Exercise instructions:
Read the data and repeat all of it exactly.

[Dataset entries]
==========

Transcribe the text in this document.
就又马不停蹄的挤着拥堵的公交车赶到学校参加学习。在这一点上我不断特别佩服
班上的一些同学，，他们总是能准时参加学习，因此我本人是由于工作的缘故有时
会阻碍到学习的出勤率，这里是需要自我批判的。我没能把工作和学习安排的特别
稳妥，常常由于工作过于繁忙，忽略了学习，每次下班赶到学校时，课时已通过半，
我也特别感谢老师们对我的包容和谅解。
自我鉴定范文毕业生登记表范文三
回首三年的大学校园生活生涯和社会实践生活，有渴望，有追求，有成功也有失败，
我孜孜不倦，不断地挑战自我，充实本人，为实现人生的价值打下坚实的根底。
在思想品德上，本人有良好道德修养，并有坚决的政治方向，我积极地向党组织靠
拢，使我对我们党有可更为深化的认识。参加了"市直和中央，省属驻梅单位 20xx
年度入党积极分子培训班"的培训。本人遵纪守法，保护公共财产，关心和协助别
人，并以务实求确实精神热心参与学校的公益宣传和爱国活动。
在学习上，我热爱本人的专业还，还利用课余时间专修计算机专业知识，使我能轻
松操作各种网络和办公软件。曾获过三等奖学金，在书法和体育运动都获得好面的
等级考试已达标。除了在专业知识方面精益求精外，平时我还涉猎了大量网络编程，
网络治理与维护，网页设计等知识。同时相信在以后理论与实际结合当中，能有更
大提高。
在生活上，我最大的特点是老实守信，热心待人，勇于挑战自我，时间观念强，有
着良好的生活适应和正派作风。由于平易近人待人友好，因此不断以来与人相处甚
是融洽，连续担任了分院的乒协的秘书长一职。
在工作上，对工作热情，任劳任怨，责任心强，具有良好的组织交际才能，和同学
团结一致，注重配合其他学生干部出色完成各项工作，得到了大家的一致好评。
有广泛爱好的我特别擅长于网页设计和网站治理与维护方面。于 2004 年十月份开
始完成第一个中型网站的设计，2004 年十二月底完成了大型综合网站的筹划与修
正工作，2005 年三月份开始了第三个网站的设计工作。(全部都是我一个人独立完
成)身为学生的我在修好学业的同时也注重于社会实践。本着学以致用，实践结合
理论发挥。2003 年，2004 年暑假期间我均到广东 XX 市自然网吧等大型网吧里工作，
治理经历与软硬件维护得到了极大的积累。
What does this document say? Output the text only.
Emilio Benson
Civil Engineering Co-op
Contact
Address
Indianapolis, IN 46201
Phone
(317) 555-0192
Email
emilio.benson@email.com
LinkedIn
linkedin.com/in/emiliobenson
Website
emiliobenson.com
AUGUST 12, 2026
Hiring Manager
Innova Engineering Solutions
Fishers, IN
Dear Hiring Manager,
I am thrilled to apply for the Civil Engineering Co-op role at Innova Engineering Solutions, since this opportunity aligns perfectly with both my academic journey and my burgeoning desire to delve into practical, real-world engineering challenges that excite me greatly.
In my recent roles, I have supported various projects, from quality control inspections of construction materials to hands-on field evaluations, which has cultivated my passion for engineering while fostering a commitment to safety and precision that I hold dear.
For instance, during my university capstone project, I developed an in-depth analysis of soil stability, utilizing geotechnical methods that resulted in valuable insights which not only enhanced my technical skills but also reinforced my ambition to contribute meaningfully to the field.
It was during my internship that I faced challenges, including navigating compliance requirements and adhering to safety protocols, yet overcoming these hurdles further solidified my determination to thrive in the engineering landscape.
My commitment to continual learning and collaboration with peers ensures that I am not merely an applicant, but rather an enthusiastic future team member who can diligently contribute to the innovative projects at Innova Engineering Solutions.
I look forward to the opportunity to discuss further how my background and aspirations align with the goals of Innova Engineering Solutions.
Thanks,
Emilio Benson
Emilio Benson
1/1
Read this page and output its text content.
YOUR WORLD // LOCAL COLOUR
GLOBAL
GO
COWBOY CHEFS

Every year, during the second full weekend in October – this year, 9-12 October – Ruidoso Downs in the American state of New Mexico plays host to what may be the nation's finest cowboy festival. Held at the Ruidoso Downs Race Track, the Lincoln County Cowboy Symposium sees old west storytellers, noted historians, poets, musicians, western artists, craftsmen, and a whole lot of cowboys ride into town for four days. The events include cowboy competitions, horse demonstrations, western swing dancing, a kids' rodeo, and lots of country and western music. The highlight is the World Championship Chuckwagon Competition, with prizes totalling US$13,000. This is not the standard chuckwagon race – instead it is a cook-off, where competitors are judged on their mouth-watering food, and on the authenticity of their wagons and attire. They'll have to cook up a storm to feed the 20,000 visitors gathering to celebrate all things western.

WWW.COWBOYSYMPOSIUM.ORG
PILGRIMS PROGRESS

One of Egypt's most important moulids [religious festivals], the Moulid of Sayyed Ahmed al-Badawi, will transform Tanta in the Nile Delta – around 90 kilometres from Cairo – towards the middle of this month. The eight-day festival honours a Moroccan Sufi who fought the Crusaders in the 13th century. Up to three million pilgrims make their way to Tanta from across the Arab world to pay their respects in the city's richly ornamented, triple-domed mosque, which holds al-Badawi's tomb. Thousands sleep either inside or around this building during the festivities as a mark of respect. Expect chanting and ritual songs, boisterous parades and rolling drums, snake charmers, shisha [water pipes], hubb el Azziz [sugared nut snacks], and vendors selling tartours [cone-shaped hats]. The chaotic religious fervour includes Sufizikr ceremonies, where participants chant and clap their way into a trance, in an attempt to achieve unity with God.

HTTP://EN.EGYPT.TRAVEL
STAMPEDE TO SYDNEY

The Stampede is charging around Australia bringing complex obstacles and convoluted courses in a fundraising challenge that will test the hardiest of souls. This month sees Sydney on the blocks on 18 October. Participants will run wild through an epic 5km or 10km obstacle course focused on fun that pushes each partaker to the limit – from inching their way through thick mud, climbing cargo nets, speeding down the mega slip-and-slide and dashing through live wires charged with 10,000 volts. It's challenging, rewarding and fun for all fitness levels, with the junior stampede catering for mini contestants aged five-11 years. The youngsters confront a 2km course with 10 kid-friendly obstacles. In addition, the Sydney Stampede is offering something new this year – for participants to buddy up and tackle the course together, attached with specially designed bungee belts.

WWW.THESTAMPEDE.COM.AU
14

==========

Answer to the task:
Transcribe the text in this document.
就又马不停蹄的挤着拥堵的公交车赶到学校参加学习。在这一点上我不断特别佩服
班上的一些同学，，他们总是能准时参加学习，因此我本人是由于工作的缘故有时
会阻碍到学习的出勤率，这里是需要自我批判的。我没能把工作和学习安排的特别
稳妥，常常由于工作过于繁忙，忽略了学习，每次下班赶到学校时，课时已通过半，
我也特别感谢老师们对我的包容和谅解。
自我鉴定范文毕业生登记表范文三
回首三年的大学校园生活生涯和社会实践生活，有渴望，有追求，有成功也有失败，
我孜孜不倦，不断地挑战自我，充实本人，为实现人生的价值打下坚实的根底。
在思想品德上，本人有良好道德修养，并有坚决的政治方向，我积极地向党组织靠
拢，使我对我们党有可更为深化的认识。参加了"市直和中央，省属驻梅单位 20xx
年度入党积极分子培训班"的培训。本人遵纪守法，保护公共财产，关心和协助别
人，并以务实求确实精神热心参与学校的公益宣传和爱国活动。
在学习上，我热爱本人的专业还，还利用课余时间专修计算机专业知识，使我能轻
松操作各种网络和办公软件。曾获过三等奖学金，在书法和体育运动都获得好面的
等级考试已达标。除了在专业知识方面精益求精外，平时我还涉猎了大量网络编程，
网络治理与维护，网页设计等知识。同时相信在以后理论与实际结合当中，能有更
大提高。
在生活上，我最大的特点是老实守信，热心待人，勇于挑战自我，时间观念强，有
着良好的生活适应和正派作风。由于平易近人待人友好，因此不断以来与人相处甚
是融洽，连续担任了分院的乒协的秘书长一职。
在工作上，对工作热情，任劳任怨，责任心强，具有良好的组织交际才能，和同学
团结一致，注重配合其他学生干部出色完成各项工作，得到了大家的一致好评。
有广泛爱好的我特别擅长于网页设计和网站治理与维护方面。于 2004 年十月份开
始完成第一个中型网站的设计，2004 年十二月底完成了大型综合网站的筹划与修
正工作，2005 年三月份开始了第三个网站的设计工作。(全部都是我一个人独立完
成)身为学生的我在修好学业的同时也注重于社会实践。本着学以致用，实践结合
理论发挥。2003 年，2004 年暑假期间我均到广东 XX 市自然网吧等大型网吧里工作，
治理经历与软硬件维护得到了极大的积累。
What does this document say? Output the text only.
Emilio Benson
Civil Engineering Co-op
Contact
Address
Indianapolis, IN 46201
Phone
(317) 555-0192
Email
emilio.benson@email.com
LinkedIn
linkedin.com/in/emiliobenson
Website
emiliobenson.com
AUGUST 12, 2026
Hiring Manager
Innova Engineering Solutions
Fishers, IN
Dear Hiring Manager,
I am thrilled to apply for the Civil Engineering Co-op role at Innova Engineering Solutions, since this opportunity aligns perfectly with both my academic journey and my burgeoning desire to delve into practical, real-world engineering challenges that excite me greatly.
In my recent roles, I have supported various projects, from quality control inspections of construction materials to hands-on field evaluations, which has cultivated my passion for engineering while fostering a commitment to safety and precision that I hold dear.
For instance, during my university capstone project, I developed an in-depth analysis of soil stability, utilizing geotechnical methods that resulted in valuable insights which not only enhanced my technical skills but also reinforced my ambition to contribute meaningfully to the field.
It was during my internship that I faced challenges, including navigating compliance requirements and adhering to safety protocols, yet overcoming these hurdles further solidified my determination to thrive in the engineering landscape.
My commitment to continual learning and collaboration with peers ensures that I am not merely an applicant, but rather an enthusiastic future team member who can diligently contribute to the innovative projects at Innova Engineering Solutions.
I look forward to the opportunity to discuss further how my background and aspirations align with the goals of Innova Engineering Solutions.
Thanks,
Emilio Benson
Emilio Benson
1/1
Read this page and output its text content.
YOUR WORLD // LOCAL COLOUR
GLOBAL
GO
COWBOY CHEFS

Every year, during the second full weekend in October – this year, 9-12 October – Ruidoso Downs in the American state of New Mexico plays host to what may be the nation's finest cowboy festival. Held at the Ruidoso Downs Race Track, the Lincoln County Cowboy Symposium sees old west storytellers, noted historians, poets, musicians, western artists, craftsmen, and a whole lot of cowboys ride into town for four days. The events include cowboy competitions, horse demonstrations, western swing dancing, a kids' rodeo, and lots of country and western music. The highlight is the World Championship Chuckwagon Competition, with prizes totalling US$13,000. This is not the standard chuckwagon race – instead it is a cook-off, where competitors are judged on their mouth-watering food, and on the authenticity of their wagons and attire. They'll have to cook up a storm to feed the 20,000 visitors gathering to celebrate all things western.

WWW.COWBOYSYMPOSIUM.ORG
PILGRIMS PROGRESS

One of Egypt's most important moulids [religious festivals], the Moulid of Sayyed Ahmed al-Badawi, will transform Tanta in the Nile Delta – around 90 kilometres from Cairo – towards the middle of this month. The eight-day festival honours a Moroccan Sufi who fought the Crusaders in the 13th century. Up to three million pilgrims make their way to Tanta from across the Arab world to pay their respects in the city's richly ornamented, triple-domed mosque, which holds al-Badawi's tomb. Thousands sleep either inside or around this building during the festivities as a mark of respect. Expect chanting and ritual songs, boisterous parades and rolling drums, snake charmers, shisha [water pipes], hubb el Azziz [sugared nut snacks], and vendors selling tartours [cone-shaped hats]. The chaotic religious fervour includes Sufizikr ceremonies, where participants chant and clap their way into a trance, in an attempt to achieve unity with God.

HTTP://EN.EGYPT.TRAVEL
STAMPEDE TO SYDNEY

The Stampede is charging around Australia bringing complex obstacles and convoluted courses in a fundraising challenge that will test the hardiest of souls. This month sees Sydney on the blocks on 18 October. Participants will run wild through an epic 5km or 10km obstacle course focused on fun that pushes each partaker to the limit – from inching their way through thick mud, climbing cargo nets, speeding down the mega slip-and-slide and dashing through live wires charged with 10,000 volts. It's challenging, rewarding and fun for all fitness levels, with the junior stampede catering for mini contestants aged five-11 years. The youngsters confront a 2km course with 10 kid-friendly obstacles. In addition, the Sydney Stampede is offering something new this year – for participants to buddy up and tackle the course together, attached with specially designed bungee belts.

WWW.THESTAMPEDE.COM.AU
14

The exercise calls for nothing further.